What to do: Copy out, unchanged, the lines of the material from the line with "emblem-ribbon: [104, 344, 185, 366]" to the line with "page-title: MANUAL: [93, 448, 853, 517]", including both of those lines.
BEGIN Source material
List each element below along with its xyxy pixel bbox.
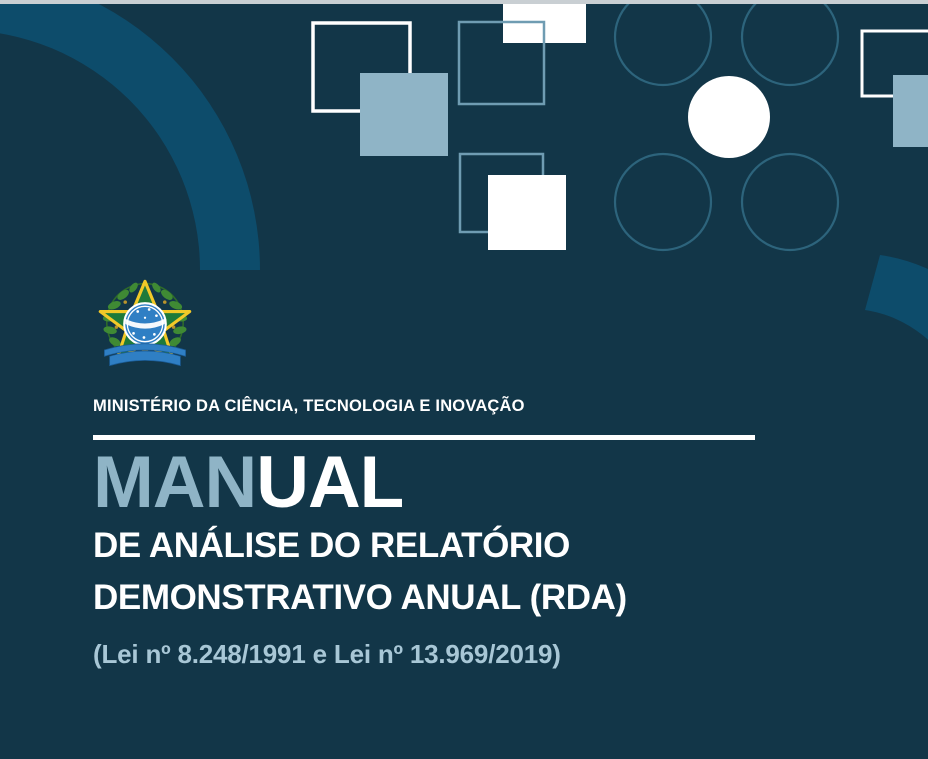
emblem-ribbon: [104, 344, 185, 366]
square-solid-lightblue-right: [893, 75, 928, 147]
cover-content: MINISTÉRIO DA CIÊNCIA, TECNOLOGIA E INOV…: [93, 272, 853, 667]
document-cover-page: MINISTÉRIO DA CIÊNCIA, TECNOLOGIA E INOV…: [0, 0, 928, 759]
brazil-coat-of-arms-emblem: [93, 272, 197, 376]
page-title-accent: MAN: [93, 442, 256, 523]
ministry-name: MINISTÉRIO DA CIÊNCIA, TECNOLOGIA E INOV…: [93, 398, 853, 415]
square-solid-white-bottom: [488, 175, 566, 250]
subtitle-line-2: DEMONSTRATIVO ANUAL (RDA): [93, 575, 853, 622]
page-title-rest: UAL: [256, 442, 403, 523]
legal-reference: (Lei nº 8.248/1991 e Lei nº 13.969/2019): [93, 641, 853, 667]
square-solid-lightblue-left: [360, 73, 448, 156]
page-edge-strip: [0, 0, 928, 4]
subtitle-line-1: DE ANÁLISE DO RELATÓRIO: [93, 523, 853, 570]
title-divider-rule: [93, 435, 755, 440]
page-title: MANUAL: [93, 448, 853, 517]
circle-solid-white: [688, 76, 770, 158]
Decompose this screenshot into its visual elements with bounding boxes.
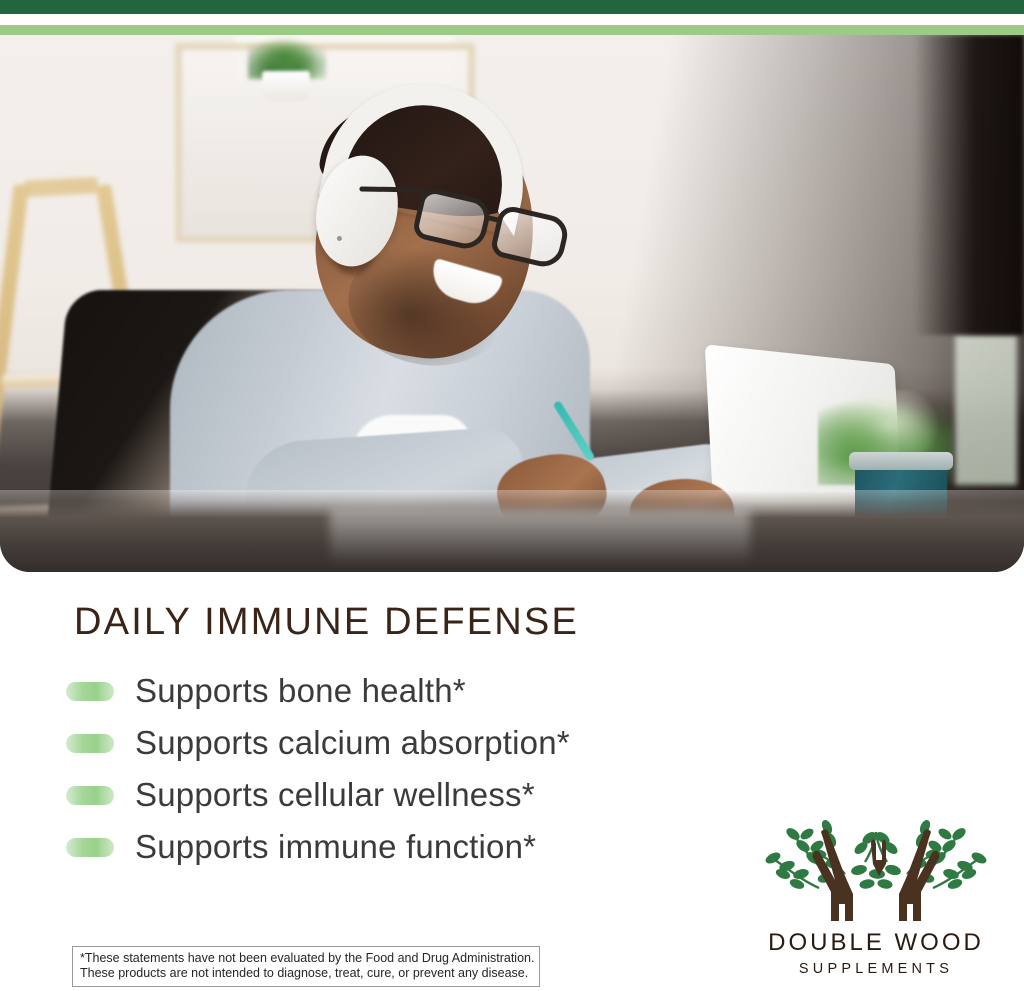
logo-tagline: SUPPLEMENTS [752,961,1000,977]
benefits-list: Supports bone health* Supports calcium a… [66,665,570,873]
benefit-label: Supports calcium absorption* [135,724,570,762]
logo-brand-name: DOUBLE WOOD [752,929,1000,957]
list-item: Supports calcium absorption* [66,717,570,769]
desk-reflection [330,510,750,566]
fda-disclaimer: *These statements have not been evaluate… [72,946,540,987]
capsule-pill-icon [66,838,114,857]
benefit-label: Supports bone health* [135,672,466,710]
list-item: Supports cellular wellness* [66,769,570,821]
capsule-pill-icon [66,786,114,805]
easel-top [24,177,99,197]
disclaimer-line-2: These products are not intended to diagn… [80,966,532,981]
list-item: Supports bone health* [66,665,570,717]
double-tree-logo-icon [761,818,991,923]
top-bar-light-green [0,25,1024,35]
page-title: DAILY IMMUNE DEFENSE [74,601,579,644]
desk-surface [0,490,1024,572]
top-bar-dark-green [0,0,1024,14]
background-window [955,335,1017,485]
content-area: DAILY IMMUNE DEFENSE Supports bone healt… [0,572,1024,991]
list-item: Supports immune function* [66,821,570,873]
benefit-label: Supports immune function* [135,828,536,866]
disclaimer-line-1: *These statements have not been evaluate… [80,951,532,966]
benefit-label: Supports cellular wellness* [135,776,535,814]
hero-photo [0,35,1024,572]
capsule-pill-icon [66,734,114,753]
background-plant-pot [262,71,310,101]
background-dark-panel [914,35,1024,335]
capsule-pill-icon [66,682,114,701]
brand-logo: DOUBLE WOOD SUPPLEMENTS [752,818,1000,977]
product-infographic: DAILY IMMUNE DEFENSE Supports bone healt… [0,0,1024,991]
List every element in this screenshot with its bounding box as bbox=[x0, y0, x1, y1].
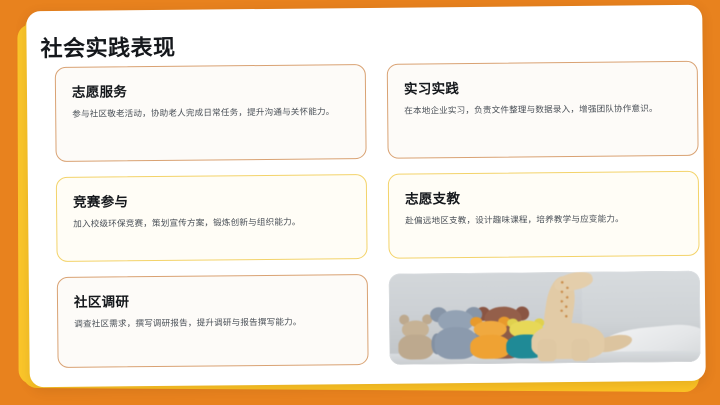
card-competition[interactable]: 竞赛参与 加入校级环保竞赛，策划宣传方案，锻炼创新与组织能力。 bbox=[56, 174, 368, 262]
card-teaching-volunteer[interactable]: 志愿支教 赴偏远地区支教，设计趣味课程，培养教学与应变能力。 bbox=[388, 171, 700, 259]
plush-bear-tan-icon bbox=[399, 321, 434, 360]
content-sheet: 社会实践表现 志愿服务 参与社区敬老活动，协助老人完成日常任务，提升沟通与关怀能… bbox=[26, 5, 706, 387]
card-body: 加入校级环保竞赛，策划宣传方案，锻炼创新与组织能力。 bbox=[73, 215, 350, 232]
plush-bear-orange-icon bbox=[470, 322, 511, 359]
page-title: 社会实践表现 bbox=[40, 30, 175, 63]
card-title: 志愿服务 bbox=[72, 78, 349, 101]
plush-toys-photo-card bbox=[389, 271, 701, 365]
plush-toys-photo bbox=[389, 271, 701, 365]
card-internship[interactable]: 实习实践 在本地企业实习，负责文件整理与数据录入，增强团队协作意识。 bbox=[387, 61, 699, 159]
card-title: 志愿支教 bbox=[405, 185, 682, 208]
card-title: 竞赛参与 bbox=[73, 188, 350, 211]
card-title: 社区调研 bbox=[74, 288, 351, 311]
card-body: 调查社区需求，撰写调研报告，提升调研与报告撰写能力。 bbox=[74, 315, 351, 332]
card-body: 在本地企业实习，负责文件整理与数据录入，增强团队协作意识。 bbox=[404, 102, 681, 119]
card-volunteer-service[interactable]: 志愿服务 参与社区敬老活动，协助老人完成日常任务，提升沟通与关怀能力。 bbox=[55, 64, 367, 162]
slide-root: 社会实践表现 志愿服务 参与社区敬老活动，协助老人完成日常任务，提升沟通与关怀能… bbox=[0, 0, 720, 405]
plush-brontosaurus-beige-icon bbox=[526, 275, 620, 360]
card-body: 参与社区敬老活动，协助老人完成日常任务，提升沟通与关怀能力。 bbox=[72, 105, 349, 122]
card-body: 赴偏远地区支教，设计趣味课程，培养教学与应变能力。 bbox=[405, 212, 682, 229]
card-title: 实习实践 bbox=[404, 75, 681, 98]
card-community-research[interactable]: 社区调研 调查社区需求，撰写调研报告，提升调研与报告撰写能力。 bbox=[57, 274, 369, 368]
cards-grid: 志愿服务 参与社区敬老活动，协助老人完成日常任务，提升沟通与关怀能力。 竞赛参与… bbox=[39, 59, 694, 373]
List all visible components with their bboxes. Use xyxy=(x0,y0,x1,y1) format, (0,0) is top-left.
END Source material
Worked answer:
emblem-ribbon: [104, 344, 185, 366]
square-solid-lightblue-right: [893, 75, 928, 147]
cover-content: MINISTÉRIO DA CIÊNCIA, TECNOLOGIA E INOV…: [93, 272, 853, 667]
document-cover-page: MINISTÉRIO DA CIÊNCIA, TECNOLOGIA E INOV…: [0, 0, 928, 759]
brazil-coat-of-arms-emblem: [93, 272, 197, 376]
page-title-accent: MAN: [93, 442, 256, 523]
ministry-name: MINISTÉRIO DA CIÊNCIA, TECNOLOGIA E INOV…: [93, 398, 853, 415]
square-solid-white-bottom: [488, 175, 566, 250]
subtitle-line-2: DEMONSTRATIVO ANUAL (RDA): [93, 575, 853, 622]
page-title-rest: UAL: [256, 442, 403, 523]
legal-reference: (Lei nº 8.248/1991 e Lei nº 13.969/2019): [93, 641, 853, 667]
square-solid-lightblue-left: [360, 73, 448, 156]
page-edge-strip: [0, 0, 928, 4]
subtitle-line-1: DE ANÁLISE DO RELATÓRIO: [93, 523, 853, 570]
title-divider-rule: [93, 435, 755, 440]
page-title: MANUAL: [93, 448, 853, 517]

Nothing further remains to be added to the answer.